╔══
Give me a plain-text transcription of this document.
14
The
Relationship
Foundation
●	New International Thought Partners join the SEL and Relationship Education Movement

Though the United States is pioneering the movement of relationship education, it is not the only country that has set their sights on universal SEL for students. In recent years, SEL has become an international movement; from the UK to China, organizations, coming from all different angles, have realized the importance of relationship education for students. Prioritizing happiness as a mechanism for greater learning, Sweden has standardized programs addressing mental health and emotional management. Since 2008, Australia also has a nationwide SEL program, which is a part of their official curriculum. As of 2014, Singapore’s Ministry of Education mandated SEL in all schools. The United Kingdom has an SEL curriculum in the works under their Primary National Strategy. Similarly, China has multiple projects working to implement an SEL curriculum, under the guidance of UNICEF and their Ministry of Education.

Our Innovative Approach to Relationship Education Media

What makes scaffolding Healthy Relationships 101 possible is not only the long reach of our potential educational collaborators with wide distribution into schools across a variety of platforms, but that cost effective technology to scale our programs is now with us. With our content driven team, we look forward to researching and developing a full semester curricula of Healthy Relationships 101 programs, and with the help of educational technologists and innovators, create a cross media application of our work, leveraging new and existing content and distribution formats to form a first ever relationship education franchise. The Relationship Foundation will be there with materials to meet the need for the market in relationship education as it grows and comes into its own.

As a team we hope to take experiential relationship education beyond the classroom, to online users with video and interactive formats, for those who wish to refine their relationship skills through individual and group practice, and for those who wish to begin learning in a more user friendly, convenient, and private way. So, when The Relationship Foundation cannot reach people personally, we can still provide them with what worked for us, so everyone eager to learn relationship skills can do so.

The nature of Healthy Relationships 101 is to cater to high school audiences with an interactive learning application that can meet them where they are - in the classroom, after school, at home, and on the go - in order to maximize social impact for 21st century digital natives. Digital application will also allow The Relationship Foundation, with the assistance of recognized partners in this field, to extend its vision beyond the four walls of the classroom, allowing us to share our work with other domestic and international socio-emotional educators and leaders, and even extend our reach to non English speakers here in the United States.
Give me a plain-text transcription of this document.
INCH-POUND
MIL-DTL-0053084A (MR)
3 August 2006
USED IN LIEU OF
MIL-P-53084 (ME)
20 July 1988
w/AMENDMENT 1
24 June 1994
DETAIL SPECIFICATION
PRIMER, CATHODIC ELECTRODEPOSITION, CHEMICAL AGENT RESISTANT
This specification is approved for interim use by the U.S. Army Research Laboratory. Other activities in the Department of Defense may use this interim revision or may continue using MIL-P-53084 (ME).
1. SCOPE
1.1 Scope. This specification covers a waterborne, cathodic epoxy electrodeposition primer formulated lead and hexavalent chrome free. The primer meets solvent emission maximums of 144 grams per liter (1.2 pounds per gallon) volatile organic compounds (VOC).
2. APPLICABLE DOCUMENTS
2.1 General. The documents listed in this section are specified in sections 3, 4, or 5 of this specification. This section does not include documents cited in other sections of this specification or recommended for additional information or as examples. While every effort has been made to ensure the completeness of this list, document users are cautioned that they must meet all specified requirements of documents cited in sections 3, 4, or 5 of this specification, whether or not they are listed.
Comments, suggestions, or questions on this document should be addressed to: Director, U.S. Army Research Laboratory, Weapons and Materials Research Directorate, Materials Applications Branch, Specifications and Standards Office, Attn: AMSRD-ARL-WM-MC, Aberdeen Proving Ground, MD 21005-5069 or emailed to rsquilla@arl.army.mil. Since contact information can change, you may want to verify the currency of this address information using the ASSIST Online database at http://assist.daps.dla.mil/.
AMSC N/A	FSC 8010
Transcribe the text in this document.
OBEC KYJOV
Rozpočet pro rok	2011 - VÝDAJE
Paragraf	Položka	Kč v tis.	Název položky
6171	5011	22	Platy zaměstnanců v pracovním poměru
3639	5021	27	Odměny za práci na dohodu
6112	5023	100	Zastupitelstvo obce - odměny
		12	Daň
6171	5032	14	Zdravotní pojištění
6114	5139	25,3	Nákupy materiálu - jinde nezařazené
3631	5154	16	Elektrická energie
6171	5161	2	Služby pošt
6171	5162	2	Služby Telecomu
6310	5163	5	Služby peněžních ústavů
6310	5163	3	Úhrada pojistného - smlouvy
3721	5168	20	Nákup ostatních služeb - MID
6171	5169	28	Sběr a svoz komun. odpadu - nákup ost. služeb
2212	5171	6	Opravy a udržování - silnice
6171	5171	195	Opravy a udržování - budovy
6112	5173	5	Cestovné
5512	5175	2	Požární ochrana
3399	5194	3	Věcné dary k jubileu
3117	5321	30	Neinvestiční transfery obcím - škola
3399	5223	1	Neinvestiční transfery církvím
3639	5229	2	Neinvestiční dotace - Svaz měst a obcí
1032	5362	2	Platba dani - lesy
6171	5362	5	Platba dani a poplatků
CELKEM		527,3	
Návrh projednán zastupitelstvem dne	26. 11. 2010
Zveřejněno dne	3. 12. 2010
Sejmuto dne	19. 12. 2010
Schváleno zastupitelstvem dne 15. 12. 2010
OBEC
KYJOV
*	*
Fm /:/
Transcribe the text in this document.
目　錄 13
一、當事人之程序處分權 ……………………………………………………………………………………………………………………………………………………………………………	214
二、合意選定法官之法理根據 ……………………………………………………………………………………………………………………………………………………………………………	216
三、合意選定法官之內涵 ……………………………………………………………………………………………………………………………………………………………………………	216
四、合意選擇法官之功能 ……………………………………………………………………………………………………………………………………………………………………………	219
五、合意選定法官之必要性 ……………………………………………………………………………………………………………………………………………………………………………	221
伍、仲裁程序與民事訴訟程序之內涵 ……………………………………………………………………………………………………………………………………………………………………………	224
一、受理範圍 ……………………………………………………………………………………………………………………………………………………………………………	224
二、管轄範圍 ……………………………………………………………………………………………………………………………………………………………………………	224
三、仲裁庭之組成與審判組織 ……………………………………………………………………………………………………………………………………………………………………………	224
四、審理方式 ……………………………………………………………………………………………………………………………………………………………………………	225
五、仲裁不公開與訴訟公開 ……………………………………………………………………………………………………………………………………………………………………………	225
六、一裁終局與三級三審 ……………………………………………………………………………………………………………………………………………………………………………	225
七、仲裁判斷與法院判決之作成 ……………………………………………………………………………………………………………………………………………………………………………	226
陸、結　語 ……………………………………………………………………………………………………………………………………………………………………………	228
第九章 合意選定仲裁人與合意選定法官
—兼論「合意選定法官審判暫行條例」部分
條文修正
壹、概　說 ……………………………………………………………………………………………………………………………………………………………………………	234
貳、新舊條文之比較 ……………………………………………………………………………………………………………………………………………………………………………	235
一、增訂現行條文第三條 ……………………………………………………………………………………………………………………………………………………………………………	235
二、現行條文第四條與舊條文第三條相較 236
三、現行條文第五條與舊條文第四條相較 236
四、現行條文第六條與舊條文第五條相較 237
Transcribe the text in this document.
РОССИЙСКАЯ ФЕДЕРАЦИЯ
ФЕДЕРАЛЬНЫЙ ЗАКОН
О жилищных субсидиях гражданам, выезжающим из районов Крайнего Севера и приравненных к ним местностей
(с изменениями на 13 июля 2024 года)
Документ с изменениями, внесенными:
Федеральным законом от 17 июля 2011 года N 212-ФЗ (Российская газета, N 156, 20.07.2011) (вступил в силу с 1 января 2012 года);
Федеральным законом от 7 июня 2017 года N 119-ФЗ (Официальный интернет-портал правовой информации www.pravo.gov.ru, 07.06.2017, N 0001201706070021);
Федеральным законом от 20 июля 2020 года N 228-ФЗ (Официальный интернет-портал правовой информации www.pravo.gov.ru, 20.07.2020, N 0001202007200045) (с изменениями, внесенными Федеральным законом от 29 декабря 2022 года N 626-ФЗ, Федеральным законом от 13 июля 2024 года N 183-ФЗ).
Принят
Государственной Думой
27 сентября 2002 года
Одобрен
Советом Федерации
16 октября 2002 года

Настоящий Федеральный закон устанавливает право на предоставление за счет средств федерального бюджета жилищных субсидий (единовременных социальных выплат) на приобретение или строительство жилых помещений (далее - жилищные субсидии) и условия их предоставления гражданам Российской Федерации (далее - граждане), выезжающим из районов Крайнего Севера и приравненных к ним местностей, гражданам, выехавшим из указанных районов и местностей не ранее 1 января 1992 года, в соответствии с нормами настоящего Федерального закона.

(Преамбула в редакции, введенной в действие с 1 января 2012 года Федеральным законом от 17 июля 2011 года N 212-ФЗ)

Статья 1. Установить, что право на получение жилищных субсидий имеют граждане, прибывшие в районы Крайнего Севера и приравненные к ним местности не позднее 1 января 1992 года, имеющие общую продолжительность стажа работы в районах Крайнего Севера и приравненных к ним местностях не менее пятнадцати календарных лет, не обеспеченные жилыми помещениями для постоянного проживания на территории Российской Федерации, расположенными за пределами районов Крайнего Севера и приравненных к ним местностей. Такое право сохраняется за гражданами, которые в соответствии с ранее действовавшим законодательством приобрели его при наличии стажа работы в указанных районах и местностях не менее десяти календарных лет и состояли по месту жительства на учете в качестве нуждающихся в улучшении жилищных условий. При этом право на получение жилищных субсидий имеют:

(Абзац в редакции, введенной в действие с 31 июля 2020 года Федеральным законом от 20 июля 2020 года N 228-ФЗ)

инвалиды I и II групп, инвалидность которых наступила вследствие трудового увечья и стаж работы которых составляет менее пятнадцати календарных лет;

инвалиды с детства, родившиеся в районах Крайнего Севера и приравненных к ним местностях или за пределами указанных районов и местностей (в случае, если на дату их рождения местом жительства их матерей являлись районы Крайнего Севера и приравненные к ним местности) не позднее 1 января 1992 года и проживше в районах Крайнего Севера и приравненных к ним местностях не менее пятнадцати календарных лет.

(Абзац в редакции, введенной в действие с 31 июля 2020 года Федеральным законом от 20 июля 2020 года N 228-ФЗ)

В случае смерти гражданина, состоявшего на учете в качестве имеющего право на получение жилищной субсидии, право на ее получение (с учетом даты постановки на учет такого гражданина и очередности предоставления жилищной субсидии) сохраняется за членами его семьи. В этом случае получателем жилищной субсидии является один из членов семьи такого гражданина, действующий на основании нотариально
╚══
Report only how many lines in the entries contain "внесенными".

2